Exercise objective –
Report how many lines in the records below contain the word "place". Give only the number.

Stored data:
## begin

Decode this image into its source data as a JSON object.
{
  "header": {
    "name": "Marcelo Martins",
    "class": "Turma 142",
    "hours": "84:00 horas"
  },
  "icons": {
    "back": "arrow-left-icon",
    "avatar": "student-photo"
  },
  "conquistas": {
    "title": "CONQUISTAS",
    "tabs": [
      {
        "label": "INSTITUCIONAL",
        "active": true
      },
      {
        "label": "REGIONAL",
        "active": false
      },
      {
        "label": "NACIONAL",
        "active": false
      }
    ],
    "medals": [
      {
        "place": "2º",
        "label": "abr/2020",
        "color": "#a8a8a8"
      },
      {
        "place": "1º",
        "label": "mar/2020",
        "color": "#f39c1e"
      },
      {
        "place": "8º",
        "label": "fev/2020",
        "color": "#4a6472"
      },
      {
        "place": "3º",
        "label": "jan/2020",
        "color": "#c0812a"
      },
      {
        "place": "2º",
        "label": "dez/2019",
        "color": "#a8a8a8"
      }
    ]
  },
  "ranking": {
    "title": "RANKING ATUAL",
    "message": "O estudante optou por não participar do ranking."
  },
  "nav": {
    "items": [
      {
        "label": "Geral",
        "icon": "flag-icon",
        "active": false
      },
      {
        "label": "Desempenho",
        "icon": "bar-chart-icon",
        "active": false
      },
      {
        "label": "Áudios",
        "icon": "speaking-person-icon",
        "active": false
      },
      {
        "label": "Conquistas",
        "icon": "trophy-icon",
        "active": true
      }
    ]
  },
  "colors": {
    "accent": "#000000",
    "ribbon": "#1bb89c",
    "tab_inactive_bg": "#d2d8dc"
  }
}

## end

Problem solution –
5